Passage to read:
Pinpointing one actor, he continued, "[Albert] Wesker is this big bad guy in the games and he's the same in the movie, but we have an origin story and some real emotion there. And there's Chris [Redfield], a small town High School guy whose life has kind of passed it by a little bit. But again, he has that humor and this apple-pie-wonderfulness to him. That's a terrible word. I don't know if that's a word or not."

But that's not the performance he's most looking forward to gauging fans' reactions on. He turned the tables to Leon S. Kennedy, played by Now Apocolypse actor Avan Jogia. Roberts shared, "I think the one that I really hope lands as well as I love it and is Avan as Leon because if you look at Robbie [Amell] or Tom [Hopper] they look like their counterparts of the game, but [Avan] does not look like [Leon]. He is his own thing."

Tasks for this exercise:
**a.** Answer these questions about the casting passage, one per line:
(i) How is Chris Redfield's life described?
(ii) Which actor plays Leon S. Kennedy?
(iii) According to Roberts, what do Robbie Amell and Tom Hopper have in common?
**b.** Can you rewrite the paragraph of the casting passage that begins "But that's not the performance" more briefly, keeping its main facts?

Extracted material:

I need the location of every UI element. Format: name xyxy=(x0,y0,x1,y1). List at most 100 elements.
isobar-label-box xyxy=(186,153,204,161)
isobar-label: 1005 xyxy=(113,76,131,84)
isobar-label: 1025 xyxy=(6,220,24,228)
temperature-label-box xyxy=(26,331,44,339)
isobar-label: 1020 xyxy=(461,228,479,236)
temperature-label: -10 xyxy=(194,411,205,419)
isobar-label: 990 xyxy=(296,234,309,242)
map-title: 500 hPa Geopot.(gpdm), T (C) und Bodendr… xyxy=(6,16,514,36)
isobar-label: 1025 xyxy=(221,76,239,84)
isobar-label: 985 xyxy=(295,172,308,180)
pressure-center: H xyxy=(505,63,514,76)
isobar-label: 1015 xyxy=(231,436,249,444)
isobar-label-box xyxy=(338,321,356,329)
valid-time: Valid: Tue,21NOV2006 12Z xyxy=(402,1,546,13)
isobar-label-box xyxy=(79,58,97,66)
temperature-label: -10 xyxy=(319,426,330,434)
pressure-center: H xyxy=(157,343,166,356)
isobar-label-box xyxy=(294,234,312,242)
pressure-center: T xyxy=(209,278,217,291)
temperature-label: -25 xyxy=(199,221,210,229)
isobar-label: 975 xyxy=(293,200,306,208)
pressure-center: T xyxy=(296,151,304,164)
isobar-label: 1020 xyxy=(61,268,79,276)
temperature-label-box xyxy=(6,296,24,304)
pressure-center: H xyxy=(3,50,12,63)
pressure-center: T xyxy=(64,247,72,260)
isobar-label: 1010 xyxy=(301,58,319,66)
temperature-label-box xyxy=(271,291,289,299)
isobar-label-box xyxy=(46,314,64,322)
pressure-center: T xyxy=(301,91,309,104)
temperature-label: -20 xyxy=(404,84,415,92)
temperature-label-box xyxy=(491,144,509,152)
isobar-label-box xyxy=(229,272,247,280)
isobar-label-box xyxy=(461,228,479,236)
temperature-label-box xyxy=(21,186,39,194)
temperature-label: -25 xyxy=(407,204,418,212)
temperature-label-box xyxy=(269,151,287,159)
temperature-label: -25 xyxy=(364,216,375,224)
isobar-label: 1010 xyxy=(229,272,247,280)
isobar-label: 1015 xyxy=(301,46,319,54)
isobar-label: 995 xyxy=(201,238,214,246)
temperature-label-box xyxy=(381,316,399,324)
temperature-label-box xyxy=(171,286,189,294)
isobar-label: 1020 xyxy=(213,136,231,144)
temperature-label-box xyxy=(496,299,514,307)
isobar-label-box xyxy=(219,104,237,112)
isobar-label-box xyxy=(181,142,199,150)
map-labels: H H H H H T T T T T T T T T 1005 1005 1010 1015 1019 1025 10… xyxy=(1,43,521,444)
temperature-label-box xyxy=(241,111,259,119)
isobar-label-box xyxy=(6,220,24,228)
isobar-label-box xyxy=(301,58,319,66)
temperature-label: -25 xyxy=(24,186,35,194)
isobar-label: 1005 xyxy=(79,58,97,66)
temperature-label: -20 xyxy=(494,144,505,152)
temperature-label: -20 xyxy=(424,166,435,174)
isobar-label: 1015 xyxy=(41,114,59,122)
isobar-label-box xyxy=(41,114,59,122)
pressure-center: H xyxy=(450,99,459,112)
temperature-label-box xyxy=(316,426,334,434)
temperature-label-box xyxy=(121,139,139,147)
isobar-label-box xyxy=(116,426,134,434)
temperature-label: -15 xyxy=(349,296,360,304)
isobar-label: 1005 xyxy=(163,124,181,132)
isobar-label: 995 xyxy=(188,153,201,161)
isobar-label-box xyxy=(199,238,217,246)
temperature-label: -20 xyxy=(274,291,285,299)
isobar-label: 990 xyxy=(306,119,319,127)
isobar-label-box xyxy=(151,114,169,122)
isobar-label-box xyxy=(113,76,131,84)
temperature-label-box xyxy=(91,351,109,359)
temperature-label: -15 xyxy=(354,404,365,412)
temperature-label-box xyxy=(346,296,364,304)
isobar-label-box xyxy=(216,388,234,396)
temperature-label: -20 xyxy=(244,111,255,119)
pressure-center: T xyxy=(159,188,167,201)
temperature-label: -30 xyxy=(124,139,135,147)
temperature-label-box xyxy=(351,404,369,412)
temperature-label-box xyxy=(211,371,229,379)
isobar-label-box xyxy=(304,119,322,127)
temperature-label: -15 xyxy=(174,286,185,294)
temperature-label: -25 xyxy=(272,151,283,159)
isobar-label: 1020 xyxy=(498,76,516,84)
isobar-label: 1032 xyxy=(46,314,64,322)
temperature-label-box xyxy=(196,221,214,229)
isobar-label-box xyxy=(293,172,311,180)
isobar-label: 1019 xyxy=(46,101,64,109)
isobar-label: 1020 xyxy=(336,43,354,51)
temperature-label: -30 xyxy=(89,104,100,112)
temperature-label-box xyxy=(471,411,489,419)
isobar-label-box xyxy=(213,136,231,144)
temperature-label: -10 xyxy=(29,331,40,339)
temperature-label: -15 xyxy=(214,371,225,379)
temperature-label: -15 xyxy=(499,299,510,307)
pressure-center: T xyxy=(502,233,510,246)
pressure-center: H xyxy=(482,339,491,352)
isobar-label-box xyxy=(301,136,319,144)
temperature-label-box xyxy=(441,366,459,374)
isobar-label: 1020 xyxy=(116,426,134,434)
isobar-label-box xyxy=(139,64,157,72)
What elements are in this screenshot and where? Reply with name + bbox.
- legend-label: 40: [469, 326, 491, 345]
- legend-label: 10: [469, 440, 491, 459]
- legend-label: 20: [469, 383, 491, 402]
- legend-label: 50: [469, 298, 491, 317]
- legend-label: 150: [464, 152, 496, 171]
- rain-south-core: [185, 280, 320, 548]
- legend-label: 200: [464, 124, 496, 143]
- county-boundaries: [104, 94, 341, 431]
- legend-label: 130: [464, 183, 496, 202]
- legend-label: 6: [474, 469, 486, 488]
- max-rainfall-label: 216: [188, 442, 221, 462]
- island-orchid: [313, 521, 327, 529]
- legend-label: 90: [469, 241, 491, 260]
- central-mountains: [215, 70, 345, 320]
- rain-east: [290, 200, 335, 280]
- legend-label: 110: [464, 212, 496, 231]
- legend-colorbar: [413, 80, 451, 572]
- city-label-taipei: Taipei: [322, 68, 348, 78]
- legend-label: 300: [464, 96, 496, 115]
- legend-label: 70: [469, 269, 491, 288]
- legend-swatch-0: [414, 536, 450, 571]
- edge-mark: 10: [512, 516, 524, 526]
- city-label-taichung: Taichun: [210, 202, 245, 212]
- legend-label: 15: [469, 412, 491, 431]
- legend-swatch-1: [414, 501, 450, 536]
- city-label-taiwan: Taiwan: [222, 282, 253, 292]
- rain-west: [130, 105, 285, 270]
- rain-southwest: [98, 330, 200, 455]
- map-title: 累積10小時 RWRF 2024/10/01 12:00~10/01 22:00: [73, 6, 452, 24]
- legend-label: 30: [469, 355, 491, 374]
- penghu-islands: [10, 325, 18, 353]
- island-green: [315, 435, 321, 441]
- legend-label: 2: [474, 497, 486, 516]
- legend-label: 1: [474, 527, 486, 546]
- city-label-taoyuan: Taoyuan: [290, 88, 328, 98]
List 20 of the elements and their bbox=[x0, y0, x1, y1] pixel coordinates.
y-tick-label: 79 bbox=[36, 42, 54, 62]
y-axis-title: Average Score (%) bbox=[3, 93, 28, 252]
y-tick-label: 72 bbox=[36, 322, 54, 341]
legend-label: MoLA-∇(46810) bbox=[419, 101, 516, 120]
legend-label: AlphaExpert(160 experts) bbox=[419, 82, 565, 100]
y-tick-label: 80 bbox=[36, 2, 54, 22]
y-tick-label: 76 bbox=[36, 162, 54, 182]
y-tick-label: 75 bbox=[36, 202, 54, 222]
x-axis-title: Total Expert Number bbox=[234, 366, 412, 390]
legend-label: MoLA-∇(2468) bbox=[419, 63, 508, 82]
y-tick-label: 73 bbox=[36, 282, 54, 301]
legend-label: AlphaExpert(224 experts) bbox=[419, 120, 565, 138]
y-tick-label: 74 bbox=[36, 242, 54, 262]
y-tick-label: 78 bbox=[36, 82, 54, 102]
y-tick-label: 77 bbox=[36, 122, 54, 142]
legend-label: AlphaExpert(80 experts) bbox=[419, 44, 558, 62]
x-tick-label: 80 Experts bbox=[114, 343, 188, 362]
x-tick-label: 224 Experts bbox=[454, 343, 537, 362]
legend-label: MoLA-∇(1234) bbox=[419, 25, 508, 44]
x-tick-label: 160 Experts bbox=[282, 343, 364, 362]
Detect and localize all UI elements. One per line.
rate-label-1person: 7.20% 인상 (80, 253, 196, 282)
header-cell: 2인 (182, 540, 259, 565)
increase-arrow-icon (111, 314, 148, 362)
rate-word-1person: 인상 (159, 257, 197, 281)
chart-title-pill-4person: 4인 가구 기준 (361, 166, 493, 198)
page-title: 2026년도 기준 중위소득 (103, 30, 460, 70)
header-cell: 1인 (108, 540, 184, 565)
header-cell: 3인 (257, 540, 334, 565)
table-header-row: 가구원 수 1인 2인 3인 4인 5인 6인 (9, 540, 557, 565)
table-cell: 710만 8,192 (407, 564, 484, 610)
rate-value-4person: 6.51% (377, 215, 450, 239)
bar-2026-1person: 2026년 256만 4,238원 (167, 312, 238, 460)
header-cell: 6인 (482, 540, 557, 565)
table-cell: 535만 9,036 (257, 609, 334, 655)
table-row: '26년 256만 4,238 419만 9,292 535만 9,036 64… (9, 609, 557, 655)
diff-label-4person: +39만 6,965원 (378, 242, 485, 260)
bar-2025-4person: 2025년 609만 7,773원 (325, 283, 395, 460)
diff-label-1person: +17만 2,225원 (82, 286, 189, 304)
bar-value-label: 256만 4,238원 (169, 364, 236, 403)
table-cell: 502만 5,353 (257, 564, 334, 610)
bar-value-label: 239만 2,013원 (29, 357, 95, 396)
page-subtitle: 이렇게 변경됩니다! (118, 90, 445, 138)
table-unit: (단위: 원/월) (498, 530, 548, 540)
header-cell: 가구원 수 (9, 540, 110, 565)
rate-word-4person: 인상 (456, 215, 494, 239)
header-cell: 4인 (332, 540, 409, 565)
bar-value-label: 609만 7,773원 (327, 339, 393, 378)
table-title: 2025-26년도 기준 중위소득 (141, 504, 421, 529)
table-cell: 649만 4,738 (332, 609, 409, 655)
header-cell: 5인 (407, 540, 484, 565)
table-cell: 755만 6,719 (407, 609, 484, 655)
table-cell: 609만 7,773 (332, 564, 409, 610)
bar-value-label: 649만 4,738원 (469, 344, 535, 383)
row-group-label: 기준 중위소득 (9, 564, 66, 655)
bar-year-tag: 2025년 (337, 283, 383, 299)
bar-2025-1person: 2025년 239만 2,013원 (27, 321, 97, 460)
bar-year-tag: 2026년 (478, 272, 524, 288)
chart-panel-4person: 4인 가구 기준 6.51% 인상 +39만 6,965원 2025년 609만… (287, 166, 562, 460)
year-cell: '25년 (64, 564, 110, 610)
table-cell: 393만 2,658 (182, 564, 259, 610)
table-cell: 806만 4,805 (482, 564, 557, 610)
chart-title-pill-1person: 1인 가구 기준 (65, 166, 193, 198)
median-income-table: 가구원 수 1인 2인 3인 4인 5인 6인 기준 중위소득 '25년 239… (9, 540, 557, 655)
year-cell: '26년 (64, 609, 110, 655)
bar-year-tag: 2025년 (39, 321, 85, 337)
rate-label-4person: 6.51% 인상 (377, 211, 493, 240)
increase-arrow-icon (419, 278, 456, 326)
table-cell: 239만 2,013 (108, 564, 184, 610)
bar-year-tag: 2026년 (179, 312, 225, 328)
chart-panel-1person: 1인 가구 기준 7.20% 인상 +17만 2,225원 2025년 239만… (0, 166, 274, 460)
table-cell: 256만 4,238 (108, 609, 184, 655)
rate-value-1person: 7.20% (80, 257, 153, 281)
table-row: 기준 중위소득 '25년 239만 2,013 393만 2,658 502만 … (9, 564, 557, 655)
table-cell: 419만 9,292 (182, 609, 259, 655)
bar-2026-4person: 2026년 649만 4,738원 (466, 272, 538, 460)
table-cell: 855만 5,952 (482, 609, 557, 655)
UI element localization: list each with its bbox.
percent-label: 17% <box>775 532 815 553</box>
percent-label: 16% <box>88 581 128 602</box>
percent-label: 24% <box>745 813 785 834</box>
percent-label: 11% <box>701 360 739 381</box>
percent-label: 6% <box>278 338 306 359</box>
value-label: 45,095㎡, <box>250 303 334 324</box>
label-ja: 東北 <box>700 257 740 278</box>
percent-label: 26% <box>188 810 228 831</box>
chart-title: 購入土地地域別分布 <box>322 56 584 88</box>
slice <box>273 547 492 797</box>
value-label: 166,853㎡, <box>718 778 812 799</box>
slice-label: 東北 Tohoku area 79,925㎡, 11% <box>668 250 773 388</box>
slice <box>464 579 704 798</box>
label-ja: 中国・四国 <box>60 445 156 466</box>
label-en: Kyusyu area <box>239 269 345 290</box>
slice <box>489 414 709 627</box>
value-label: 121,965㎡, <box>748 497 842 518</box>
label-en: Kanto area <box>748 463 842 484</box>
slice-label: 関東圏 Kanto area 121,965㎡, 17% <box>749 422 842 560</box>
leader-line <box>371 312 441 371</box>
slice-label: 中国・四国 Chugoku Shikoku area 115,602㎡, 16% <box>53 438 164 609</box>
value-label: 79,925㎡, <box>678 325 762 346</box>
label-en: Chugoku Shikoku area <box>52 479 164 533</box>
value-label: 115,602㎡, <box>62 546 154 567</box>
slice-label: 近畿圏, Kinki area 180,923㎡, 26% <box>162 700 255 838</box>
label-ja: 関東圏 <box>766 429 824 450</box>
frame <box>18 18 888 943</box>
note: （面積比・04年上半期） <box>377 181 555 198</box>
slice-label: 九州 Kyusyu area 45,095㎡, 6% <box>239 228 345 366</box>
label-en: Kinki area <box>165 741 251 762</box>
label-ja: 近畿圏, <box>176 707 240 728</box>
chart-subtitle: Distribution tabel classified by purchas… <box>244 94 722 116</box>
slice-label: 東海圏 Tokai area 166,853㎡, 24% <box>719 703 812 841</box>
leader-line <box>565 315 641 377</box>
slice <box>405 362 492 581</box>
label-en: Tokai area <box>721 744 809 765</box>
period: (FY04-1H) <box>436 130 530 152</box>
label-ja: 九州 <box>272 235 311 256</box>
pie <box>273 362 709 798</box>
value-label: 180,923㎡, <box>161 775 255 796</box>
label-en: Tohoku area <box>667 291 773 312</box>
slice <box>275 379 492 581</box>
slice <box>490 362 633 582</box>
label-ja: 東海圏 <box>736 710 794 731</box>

Full solutions:
**a.**
(i) He is a small town High School guy whose life has kind of passed it by a little bit.
(ii) Avan Jogia.
(iii) They look like their counterparts in the game.

**b.** The performance Roberts is most eager to see fans react to is Avan Jogia's Leon S. Kennedy. He hopes it lands as well as he loves it. Robbie Amell and Tom Hopper look like their game counterparts, but Jogia doesn't look like Leon and is "his own thing."